AUFGABENSTELLUNG: In welchem Monat und Jahr kam laut dem Text über den Rigiaufstieg der Traum auf, die Rigi hinaufzulaufen?

Vom Couchpotato zur Rigi Aufsteigerin

Alexandras Rigiaufstieg

Vom Couchpotato zur Rigi Aufsteigerin

Nach 2 Jahren davon träumen, darüber reden, darauf hintrainieren und es immer wieder zu visualisieren, wurde es gestern Wirklichkeit: Steve und ich sind zusammen die Rigi hochgelaufen. Es war ein wunderbarer, intensiver, anstrengender, emotionaler Glückstag und ich bin heute erfüllt von einer tiefen Dankbarkeit.

Es war im Juni 2017, als ich diesen Traum hatte: Ich lief die Rigi hinauf. Kurz darauf schrieb ich einen Blogpost darüber und seither war dieses Rigi-Projekt immer in meinem Kopf.

Seit ich mich im Jahr 2012 zusammen mit Karma vom Sofa erhoben hatte, um für unseren ersten Lauf zu trainieren, hatte ich mir immer mal wieder neue Fitnessziele gesetzt. Ich konnte die Distanz an den Laufveranstaltungen steigern und habe gleichzeitig das Wichtigste überhaupt auf diesem Weg gefunden: Die Freude an der Bewegung. Nur eines, eines konnte ich wirklich nicht ausstehen: Bergauf gehen. Seit ich „Run Couchpotatoes Run“ ins Leben gerufen habe, hat sich daran nie etwas geändert. Bergauf gehen war für mich immer ein totaler Graus und warum ich genau davon träumte, einen Berg hinauf zu gehen, ist mir bis heute ein Rätsel.

Ein paar Monate, nachdem ich mein Ziel öffentlich verkündigt hatte, flatterte ein Mail von Personaltrainer Steve Husistein in meine Inbox. Er habe von meinem Ziel gelesen und meine Vorbereitungen via Facebook verfolgt. Diese seien aber zu wenig zielorientiert und er erklärte sich bereit, mich auf diesem Weg auf den Berg zu coachen. Mit diesen Zeilen begann unser gemeinsamer Weg auf die Rigi:

„Du hast einen weiten, aber nicht unlösbaren Weg vor dir. Du willst nächstes Jahr die Rigi erwandern und glücklich und gesund oben ankommen. Das soll ein langfristiges Projekt werden und nicht irgendein Schnellschuss, der niemandem etwas bringen wird. Ich freue mich auf die Herausforderung, dich professionell für dein Vorhaben vorzubereiten und langfristig etwas auslösen zu können. Ebenfalls sollen so viele Personen wie möglich von diesem Projekt profitieren können. Ich möchte auch andere Leute ansprechen und sie zu solchen Zielen motivieren können.“

Ich nahm mir vor, die Rigi-Besteigung zu meinem 40. Geburtstag Ende August 2018 zu machen. Als mich dann im letzten Frühling eine langanhaltende Knie-Verletzung plagte, begann eine mental schwierige Zeit für mich. Ich rutschte in eine Motivations-Krise und fand länger die Kurve nicht mehr, mich überhaupt mit meinem grossen Ziel identifizieren zu können, geschweige denn, darauf hinzuarbeiten. Zusammen mit Steve fällte ich die schwierige Entscheidung, den Aufstieg um ein Jahr zu vertagen. Das löste natürlich schon die nächste Emotionswelle aus: Ich fühlte mich streckenweise als riesiger Versager und zweifelte häufig daran, dass mir mein Vorhaben tatsächlich gelingen würde. Da ich sehr öffentlich über mein grosses Ziel geschrieben hatte, musste ich zu dem Zeitpunkt natürlich auch einige hämische Bemerkungen in Kauf nehmen, denn die Zweifler-Fraktion hatte natürlich ihre helle Freude daran, zu lesen, dass ich mein Ziel (vorläufig) nicht erreichte. Sie lachten vielleicht dann… gestern lachten wir 😉

Denn einer, einer hatte nie Zweifel. Steve hat ganz zu Anfang mal zu mir gesagt: „Ich sehe, wie wir zusammen diesen Weg auf die Rigi hochgehe. Ich sehe, dass du lächeln wirst und es dir gut gehen wird. Und dass dies erst der Anfang sein wird, denn du wirst richtig Freude bekommen!“ Ich hatte mir zu dieser Zeit häufig einen Funken von dieser Zuversicht gewünscht, denn mich plagten noch immer viele Zweifel. Und jedesmal, wenn ich bergauf ging und mein Gewicht spürte wie sonst nie, wurde ich unsicherer, ob ich mir hier wirklich ein machbares Ziel gesetzt hatte.

EINTRÄGE:
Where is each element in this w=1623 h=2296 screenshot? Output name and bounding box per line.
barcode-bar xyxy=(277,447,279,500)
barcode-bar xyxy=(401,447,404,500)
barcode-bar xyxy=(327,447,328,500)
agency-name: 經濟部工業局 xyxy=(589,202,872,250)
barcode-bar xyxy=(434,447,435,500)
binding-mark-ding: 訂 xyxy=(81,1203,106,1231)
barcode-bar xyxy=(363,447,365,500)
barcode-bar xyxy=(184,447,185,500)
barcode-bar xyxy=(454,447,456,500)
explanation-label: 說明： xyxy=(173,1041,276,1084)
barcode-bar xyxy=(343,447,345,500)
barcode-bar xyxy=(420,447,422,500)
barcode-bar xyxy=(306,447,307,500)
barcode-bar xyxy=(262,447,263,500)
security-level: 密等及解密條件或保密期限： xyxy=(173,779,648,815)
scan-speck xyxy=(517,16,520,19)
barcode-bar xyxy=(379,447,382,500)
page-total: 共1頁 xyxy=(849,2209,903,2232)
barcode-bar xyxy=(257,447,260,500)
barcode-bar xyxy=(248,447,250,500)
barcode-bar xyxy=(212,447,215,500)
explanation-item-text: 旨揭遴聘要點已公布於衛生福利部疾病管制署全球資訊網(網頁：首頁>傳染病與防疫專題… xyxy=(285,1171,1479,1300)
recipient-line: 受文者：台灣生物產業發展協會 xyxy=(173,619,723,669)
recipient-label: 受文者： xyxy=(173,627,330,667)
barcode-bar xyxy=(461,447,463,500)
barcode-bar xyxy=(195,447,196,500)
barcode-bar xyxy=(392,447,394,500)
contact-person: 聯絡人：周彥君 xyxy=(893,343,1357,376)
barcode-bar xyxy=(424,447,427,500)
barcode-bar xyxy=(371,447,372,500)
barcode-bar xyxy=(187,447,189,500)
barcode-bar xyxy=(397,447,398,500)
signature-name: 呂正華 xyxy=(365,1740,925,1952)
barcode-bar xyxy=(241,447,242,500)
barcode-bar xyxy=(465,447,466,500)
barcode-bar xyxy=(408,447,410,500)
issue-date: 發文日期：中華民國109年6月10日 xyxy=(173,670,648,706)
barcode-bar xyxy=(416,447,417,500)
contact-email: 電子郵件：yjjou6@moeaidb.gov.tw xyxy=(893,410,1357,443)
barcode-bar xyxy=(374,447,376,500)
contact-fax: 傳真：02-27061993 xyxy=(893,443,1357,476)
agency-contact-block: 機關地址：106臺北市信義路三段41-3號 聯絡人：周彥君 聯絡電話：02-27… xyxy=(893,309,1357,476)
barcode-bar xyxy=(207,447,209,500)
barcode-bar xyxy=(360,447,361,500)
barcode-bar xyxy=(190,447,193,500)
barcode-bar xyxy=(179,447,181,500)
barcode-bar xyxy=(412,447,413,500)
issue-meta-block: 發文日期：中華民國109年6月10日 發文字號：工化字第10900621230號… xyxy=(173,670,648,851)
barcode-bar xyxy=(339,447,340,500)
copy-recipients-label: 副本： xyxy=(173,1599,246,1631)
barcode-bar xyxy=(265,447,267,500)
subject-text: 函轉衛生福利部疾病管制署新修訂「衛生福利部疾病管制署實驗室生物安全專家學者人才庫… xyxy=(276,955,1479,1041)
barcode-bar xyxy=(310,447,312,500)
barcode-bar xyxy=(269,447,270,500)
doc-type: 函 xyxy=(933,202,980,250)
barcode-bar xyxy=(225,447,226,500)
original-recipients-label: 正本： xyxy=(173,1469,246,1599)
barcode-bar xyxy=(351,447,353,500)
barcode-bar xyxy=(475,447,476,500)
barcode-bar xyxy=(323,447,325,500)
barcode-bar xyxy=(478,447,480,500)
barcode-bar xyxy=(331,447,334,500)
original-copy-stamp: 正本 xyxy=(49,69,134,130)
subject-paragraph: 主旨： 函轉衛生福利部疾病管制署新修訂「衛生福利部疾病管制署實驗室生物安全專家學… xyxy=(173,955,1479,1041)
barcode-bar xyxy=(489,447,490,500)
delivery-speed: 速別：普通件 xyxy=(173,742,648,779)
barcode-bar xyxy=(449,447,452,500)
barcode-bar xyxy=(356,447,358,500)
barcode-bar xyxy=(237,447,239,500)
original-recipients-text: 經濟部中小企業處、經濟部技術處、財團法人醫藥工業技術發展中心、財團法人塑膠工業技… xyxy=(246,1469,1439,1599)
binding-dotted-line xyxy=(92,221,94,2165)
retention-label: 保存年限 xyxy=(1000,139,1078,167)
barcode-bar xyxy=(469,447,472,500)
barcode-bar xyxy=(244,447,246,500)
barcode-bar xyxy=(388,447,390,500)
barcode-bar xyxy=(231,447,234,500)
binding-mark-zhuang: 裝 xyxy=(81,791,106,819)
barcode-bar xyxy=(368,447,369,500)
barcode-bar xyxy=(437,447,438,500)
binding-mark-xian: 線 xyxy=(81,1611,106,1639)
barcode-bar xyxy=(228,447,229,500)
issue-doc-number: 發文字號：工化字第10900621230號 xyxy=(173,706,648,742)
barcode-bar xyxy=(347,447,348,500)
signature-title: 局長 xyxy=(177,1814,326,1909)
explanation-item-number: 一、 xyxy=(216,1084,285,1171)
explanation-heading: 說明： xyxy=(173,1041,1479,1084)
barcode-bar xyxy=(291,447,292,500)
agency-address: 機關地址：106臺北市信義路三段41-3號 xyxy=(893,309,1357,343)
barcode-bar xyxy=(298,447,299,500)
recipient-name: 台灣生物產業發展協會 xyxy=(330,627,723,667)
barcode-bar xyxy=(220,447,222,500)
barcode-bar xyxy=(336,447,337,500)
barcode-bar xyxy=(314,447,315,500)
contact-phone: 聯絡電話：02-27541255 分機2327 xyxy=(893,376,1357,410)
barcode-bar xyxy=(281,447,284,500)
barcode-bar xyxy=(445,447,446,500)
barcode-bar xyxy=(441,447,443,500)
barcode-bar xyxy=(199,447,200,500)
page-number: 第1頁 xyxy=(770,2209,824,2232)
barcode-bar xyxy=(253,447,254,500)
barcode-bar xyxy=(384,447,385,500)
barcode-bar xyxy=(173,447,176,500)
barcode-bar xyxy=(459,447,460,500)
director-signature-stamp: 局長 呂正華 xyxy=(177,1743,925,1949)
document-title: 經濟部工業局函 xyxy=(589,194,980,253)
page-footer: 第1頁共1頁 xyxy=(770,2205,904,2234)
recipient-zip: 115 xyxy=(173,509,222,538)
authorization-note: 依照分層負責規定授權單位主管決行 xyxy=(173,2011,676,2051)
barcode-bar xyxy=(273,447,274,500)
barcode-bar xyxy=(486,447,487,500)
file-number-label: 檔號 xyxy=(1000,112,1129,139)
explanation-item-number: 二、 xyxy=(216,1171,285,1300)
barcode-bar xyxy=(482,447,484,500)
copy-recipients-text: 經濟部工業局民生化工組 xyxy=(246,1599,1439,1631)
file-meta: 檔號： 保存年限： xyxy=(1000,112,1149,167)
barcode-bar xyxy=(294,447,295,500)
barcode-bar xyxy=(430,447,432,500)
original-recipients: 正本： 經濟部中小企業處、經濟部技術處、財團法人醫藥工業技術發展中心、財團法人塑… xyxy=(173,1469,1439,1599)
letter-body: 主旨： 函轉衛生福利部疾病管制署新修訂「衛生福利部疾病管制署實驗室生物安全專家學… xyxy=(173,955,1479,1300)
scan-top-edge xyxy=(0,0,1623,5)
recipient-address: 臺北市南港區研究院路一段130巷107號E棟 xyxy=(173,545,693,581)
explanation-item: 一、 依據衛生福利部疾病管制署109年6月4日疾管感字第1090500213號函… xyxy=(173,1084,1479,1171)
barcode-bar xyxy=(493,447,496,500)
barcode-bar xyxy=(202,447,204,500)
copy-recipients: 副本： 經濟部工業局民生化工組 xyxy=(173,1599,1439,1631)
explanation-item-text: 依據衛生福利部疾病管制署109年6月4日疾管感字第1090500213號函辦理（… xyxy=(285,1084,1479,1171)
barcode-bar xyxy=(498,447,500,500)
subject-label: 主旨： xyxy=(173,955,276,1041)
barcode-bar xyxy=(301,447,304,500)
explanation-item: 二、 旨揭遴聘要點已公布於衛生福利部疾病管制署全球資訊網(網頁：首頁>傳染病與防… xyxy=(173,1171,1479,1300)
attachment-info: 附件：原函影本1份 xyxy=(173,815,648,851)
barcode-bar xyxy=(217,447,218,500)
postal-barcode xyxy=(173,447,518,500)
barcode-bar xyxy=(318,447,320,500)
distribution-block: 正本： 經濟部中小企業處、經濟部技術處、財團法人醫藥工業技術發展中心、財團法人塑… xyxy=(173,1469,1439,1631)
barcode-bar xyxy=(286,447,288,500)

VOLLSTÄNDIGE ANTWORT: Im Juni 2017.